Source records

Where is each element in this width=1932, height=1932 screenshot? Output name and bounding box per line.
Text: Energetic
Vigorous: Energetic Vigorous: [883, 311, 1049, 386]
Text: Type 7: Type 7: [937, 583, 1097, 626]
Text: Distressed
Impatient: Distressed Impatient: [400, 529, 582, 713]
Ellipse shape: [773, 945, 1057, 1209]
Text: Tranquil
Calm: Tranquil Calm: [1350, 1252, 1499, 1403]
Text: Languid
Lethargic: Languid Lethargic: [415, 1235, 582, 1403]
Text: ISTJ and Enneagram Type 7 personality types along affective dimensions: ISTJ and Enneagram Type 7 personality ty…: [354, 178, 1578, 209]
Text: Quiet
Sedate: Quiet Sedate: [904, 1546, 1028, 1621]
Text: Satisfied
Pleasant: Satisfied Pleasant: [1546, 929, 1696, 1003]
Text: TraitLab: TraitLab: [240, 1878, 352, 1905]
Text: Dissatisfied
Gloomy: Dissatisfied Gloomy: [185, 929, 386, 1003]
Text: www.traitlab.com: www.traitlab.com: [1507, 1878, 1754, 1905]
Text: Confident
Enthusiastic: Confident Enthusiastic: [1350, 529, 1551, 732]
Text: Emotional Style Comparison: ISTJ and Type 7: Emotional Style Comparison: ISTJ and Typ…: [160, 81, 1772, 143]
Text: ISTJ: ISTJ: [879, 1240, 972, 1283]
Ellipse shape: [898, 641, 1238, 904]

# PROBLEM
Reproduce word for word the rows above, starting with the first row and ending with the row that contains "Text: Emotional Style", with both of those rows included.

# WRITTEN REPLY
Where is each element in this width=1932, height=1932 screenshot? Output name and bounding box per line.
Text: Energetic
Vigorous: Energetic Vigorous: [883, 311, 1049, 386]
Text: Type 7: Type 7: [937, 583, 1097, 626]
Text: Distressed
Impatient: Distressed Impatient: [400, 529, 582, 713]
Ellipse shape: [773, 945, 1057, 1209]
Text: Tranquil
Calm: Tranquil Calm: [1350, 1252, 1499, 1403]
Text: Languid
Lethargic: Languid Lethargic: [415, 1235, 582, 1403]
Text: ISTJ and Enneagram Type 7 personality types along affective dimensions: ISTJ and Enneagram Type 7 personality ty…: [354, 178, 1578, 209]
Text: Quiet
Sedate: Quiet Sedate: [904, 1546, 1028, 1621]
Text: Satisfied
Pleasant: Satisfied Pleasant: [1546, 929, 1696, 1003]
Text: TraitLab: TraitLab: [240, 1878, 352, 1905]
Text: Dissatisfied
Gloomy: Dissatisfied Gloomy: [185, 929, 386, 1003]
Text: www.traitlab.com: www.traitlab.com: [1507, 1878, 1754, 1905]
Text: Confident
Enthusiastic: Confident Enthusiastic: [1350, 529, 1551, 732]
Text: Emotional Style Comparison: ISTJ and Type 7: Emotional Style Comparison: ISTJ and Typ…: [160, 81, 1772, 143]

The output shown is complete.